● REQUIRED WORK
Set down all of the data that follows word for word, without the images.

— START —

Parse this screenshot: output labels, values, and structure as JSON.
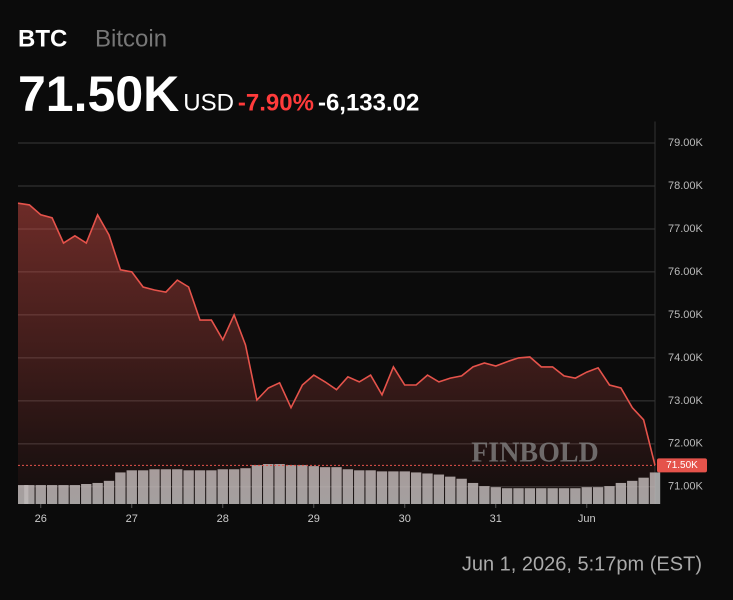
{
  "chart_data": {
    "type": "line",
    "symbol": "BTC",
    "name": "Bitcoin",
    "currency": "USD",
    "change_percent": "-7.90%",
    "change": "-6,133.02",
    "timestamp": "Jun 1, 2026, 5:17pm (EST)",
    "watermark": "FINBOLD",
    "current": {
      "value": 71500,
      "label": "71.50K"
    },
    "x": [
      0,
      1,
      2,
      3,
      4,
      5,
      6,
      7,
      8,
      9,
      10,
      11,
      12,
      13,
      14,
      15,
      16,
      17,
      18,
      19,
      20,
      21,
      22,
      23,
      24,
      25,
      26,
      27,
      28,
      29,
      30,
      31,
      32,
      33,
      34,
      35,
      36,
      37,
      38,
      39,
      40,
      41,
      42,
      43,
      44,
      45,
      46,
      47,
      48,
      49,
      50,
      51,
      52,
      53,
      54,
      55,
      56
    ],
    "series": [
      {
        "color": "#e5534b",
        "values": [
          77600,
          77560,
          77330,
          77260,
          76670,
          76840,
          76670,
          77330,
          76860,
          76050,
          76000,
          75650,
          75580,
          75530,
          75810,
          75650,
          74880,
          74880,
          74420,
          75000,
          74300,
          73020,
          73300,
          73420,
          72840,
          73370,
          73600,
          73440,
          73260,
          73560,
          73440,
          73600,
          73140,
          73790,
          73370,
          73370,
          73600,
          73440,
          73530,
          73580,
          73790,
          73880,
          73810,
          73910,
          74000,
          74020,
          73790,
          73790,
          73580,
          73530,
          73670,
          73770,
          73370,
          73300,
          72840,
          72560,
          71500
        ]
      }
    ],
    "volume": {
      "color": "#bdbdbd",
      "values": [
        18,
        18,
        18,
        18,
        18,
        18,
        19,
        20,
        22,
        30,
        32,
        32,
        33,
        33,
        33,
        32,
        32,
        32,
        33,
        33,
        34,
        37,
        38,
        38,
        37,
        37,
        36,
        35,
        35,
        33,
        32,
        32,
        31,
        31,
        31,
        30,
        29,
        28,
        26,
        24,
        20,
        17,
        16,
        15,
        15,
        15,
        15,
        15,
        15,
        15,
        16,
        16,
        17,
        20,
        22,
        25,
        30
      ]
    },
    "xlim": [
      0,
      56
    ],
    "xticks": [
      {
        "value": 2,
        "label": "26"
      },
      {
        "value": 10,
        "label": "27"
      },
      {
        "value": 18,
        "label": "28"
      },
      {
        "value": 26,
        "label": "29"
      },
      {
        "value": 34,
        "label": "30"
      },
      {
        "value": 42,
        "label": "31"
      },
      {
        "value": 50,
        "label": "Jun"
      }
    ],
    "ylim": [
      70600,
      79500
    ],
    "yticks": [
      {
        "value": 71000,
        "label": "71.00K"
      },
      {
        "value": 72000,
        "label": "72.00K"
      },
      {
        "value": 73000,
        "label": "73.00K"
      },
      {
        "value": 74000,
        "label": "74.00K"
      },
      {
        "value": 75000,
        "label": "75.00K"
      },
      {
        "value": 76000,
        "label": "76.00K"
      },
      {
        "value": 77000,
        "label": "77.00K"
      },
      {
        "value": 78000,
        "label": "78.00K"
      },
      {
        "value": 79000,
        "label": "79.00K"
      }
    ],
    "grid": true
  }
}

— END —

● EXERCISE ANSWER
Parse this screenshot: output labels, values, and structure as JSON.
{
  "chart_data": {
    "type": "line",
    "symbol": "BTC",
    "name": "Bitcoin",
    "currency": "USD",
    "change_percent": "-7.90%",
    "change": "-6,133.02",
    "timestamp": "Jun 1, 2026, 5:17pm (EST)",
    "watermark": "FINBOLD",
    "current": {
      "value": 71500,
      "label": "71.50K"
    },
    "x": [
      0,
      1,
      2,
      3,
      4,
      5,
      6,
      7,
      8,
      9,
      10,
      11,
      12,
      13,
      14,
      15,
      16,
      17,
      18,
      19,
      20,
      21,
      22,
      23,
      24,
      25,
      26,
      27,
      28,
      29,
      30,
      31,
      32,
      33,
      34,
      35,
      36,
      37,
      38,
      39,
      40,
      41,
      42,
      43,
      44,
      45,
      46,
      47,
      48,
      49,
      50,
      51,
      52,
      53,
      54,
      55,
      56
    ],
    "series": [
      {
        "color": "#e5534b",
        "values": [
          77600,
          77560,
          77330,
          77260,
          76670,
          76840,
          76670,
          77330,
          76860,
          76050,
          76000,
          75650,
          75580,
          75530,
          75810,
          75650,
          74880,
          74880,
          74420,
          75000,
          74300,
          73020,
          73300,
          73420,
          72840,
          73370,
          73600,
          73440,
          73260,
          73560,
          73440,
          73600,
          73140,
          73790,
          73370,
          73370,
          73600,
          73440,
          73530,
          73580,
          73790,
          73880,
          73810,
          73910,
          74000,
          74020,
          73790,
          73790,
          73580,
          73530,
          73670,
          73770,
          73370,
          73300,
          72840,
          72560,
          71500
        ]
      }
    ],
    "volume": {
      "color": "#bdbdbd",
      "values": [
        18,
        18,
        18,
        18,
        18,
        18,
        19,
        20,
        22,
        30,
        32,
        32,
        33,
        33,
        33,
        32,
        32,
        32,
        33,
        33,
        34,
        37,
        38,
        38,
        37,
        37,
        36,
        35,
        35,
        33,
        32,
        32,
        31,
        31,
        31,
        30,
        29,
        28,
        26,
        24,
        20,
        17,
        16,
        15,
        15,
        15,
        15,
        15,
        15,
        15,
        16,
        16,
        17,
        20,
        22,
        25,
        30
      ]
    },
    "xlim": [
      0,
      56
    ],
    "xticks": [
      {
        "value": 2,
        "label": "26"
      },
      {
        "value": 10,
        "label": "27"
      },
      {
        "value": 18,
        "label": "28"
      },
      {
        "value": 26,
        "label": "29"
      },
      {
        "value": 34,
        "label": "30"
      },
      {
        "value": 42,
        "label": "31"
      },
      {
        "value": 50,
        "label": "Jun"
      }
    ],
    "ylim": [
      70600,
      79500
    ],
    "yticks": [
      {
        "value": 71000,
        "label": "71.00K"
      },
      {
        "value": 72000,
        "label": "72.00K"
      },
      {
        "value": 73000,
        "label": "73.00K"
      },
      {
        "value": 74000,
        "label": "74.00K"
      },
      {
        "value": 75000,
        "label": "75.00K"
      },
      {
        "value": 76000,
        "label": "76.00K"
      },
      {
        "value": 77000,
        "label": "77.00K"
      },
      {
        "value": 78000,
        "label": "78.00K"
      },
      {
        "value": 79000,
        "label": "79.00K"
      }
    ],
    "grid": true
  }
}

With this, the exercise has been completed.